__Objective__
Copy each line below in which the word "color" occurs.

__Material for this task__
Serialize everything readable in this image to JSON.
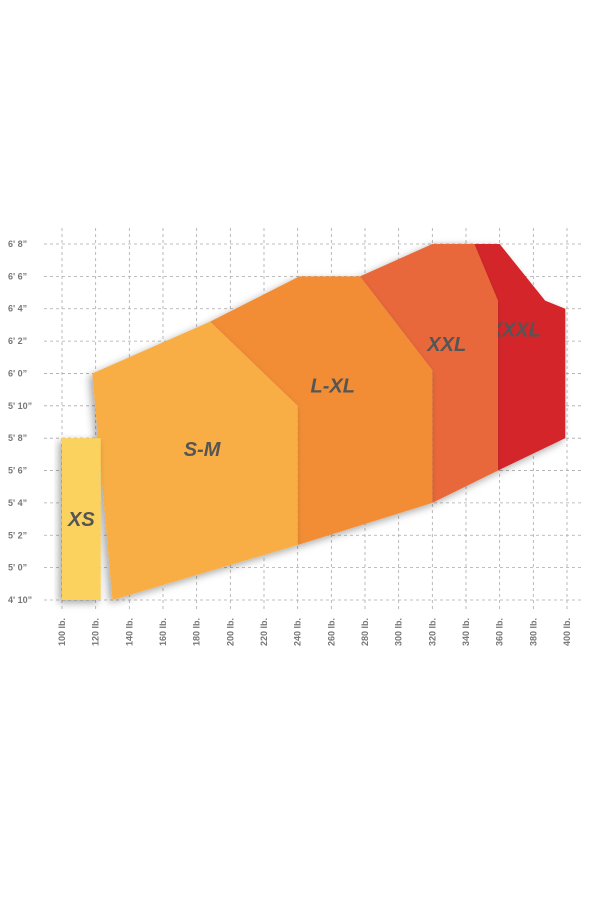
{
  "chart_data": {
    "type": "polygon",
    "xticks": [
      {
        "value": 100,
        "label": "100 lb."
      },
      {
        "value": 120,
        "label": "120 lb."
      },
      {
        "value": 140,
        "label": "140 lb."
      },
      {
        "value": 160,
        "label": "160 lb."
      },
      {
        "value": 180,
        "label": "180 lb."
      },
      {
        "value": 200,
        "label": "200 lb."
      },
      {
        "value": 220,
        "label": "220 lb."
      },
      {
        "value": 240,
        "label": "240 lb."
      },
      {
        "value": 260,
        "label": "260 lb."
      },
      {
        "value": 280,
        "label": "280 lb."
      },
      {
        "value": 300,
        "label": "300 lb."
      },
      {
        "value": 320,
        "label": "320 lb."
      },
      {
        "value": 340,
        "label": "340 lb."
      },
      {
        "value": 360,
        "label": "360 lb."
      },
      {
        "value": 380,
        "label": "380 lb."
      },
      {
        "value": 400,
        "label": "400 lb."
      }
    ],
    "yticks": [
      {
        "value": 58,
        "label": "4' 10”"
      },
      {
        "value": 60,
        "label": "5' 0”"
      },
      {
        "value": 62,
        "label": "5' 2”"
      },
      {
        "value": 64,
        "label": "5' 4”"
      },
      {
        "value": 66,
        "label": "5' 6”"
      },
      {
        "value": 68,
        "label": "5' 8”"
      },
      {
        "value": 70,
        "label": "5' 10”"
      },
      {
        "value": 72,
        "label": "6' 0”"
      },
      {
        "value": 74,
        "label": "6' 2”"
      },
      {
        "value": 76,
        "label": "6' 4”"
      },
      {
        "value": 78,
        "label": "6' 6”"
      },
      {
        "value": 80,
        "label": "6' 8”"
      }
    ],
    "xlim": [
      100,
      400
    ],
    "ylim": [
      58,
      80
    ],
    "grid": true,
    "series": [
      {
        "name": "XXXL",
        "color": "#d4282b",
        "x": [
          320,
          360,
          387,
          399,
          399,
          359,
          359
        ],
        "y": [
          80,
          80,
          76.5,
          76,
          68,
          66,
          76.5
        ]
      },
      {
        "name": "XXL",
        "color": "#e8683a",
        "x": [
          277,
          320,
          345,
          359,
          359,
          320,
          320
        ],
        "y": [
          78,
          80,
          80,
          76.5,
          66,
          64,
          72.2
        ]
      },
      {
        "name": "L-XL",
        "color": "#f28d35",
        "x": [
          188,
          241,
          277,
          320,
          320,
          240,
          240
        ],
        "y": [
          75.2,
          78,
          78,
          72.2,
          64,
          61.4,
          70
        ]
      },
      {
        "name": "S-M",
        "color": "#f8ae45",
        "x": [
          118,
          188,
          240,
          240,
          130
        ],
        "y": [
          72,
          75.2,
          70,
          61.4,
          58
        ]
      },
      {
        "name": "XS",
        "color": "#fcd25e",
        "x": [
          100,
          100,
          123,
          123
        ],
        "y": [
          58,
          68,
          68,
          58
        ]
      }
    ]
  }
}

__Written response__
        "color": "#d4282b",
        "color": "#e8683a",
        "color": "#f28d35",
        "color": "#f8ae45",
        "color": "#fcd25e",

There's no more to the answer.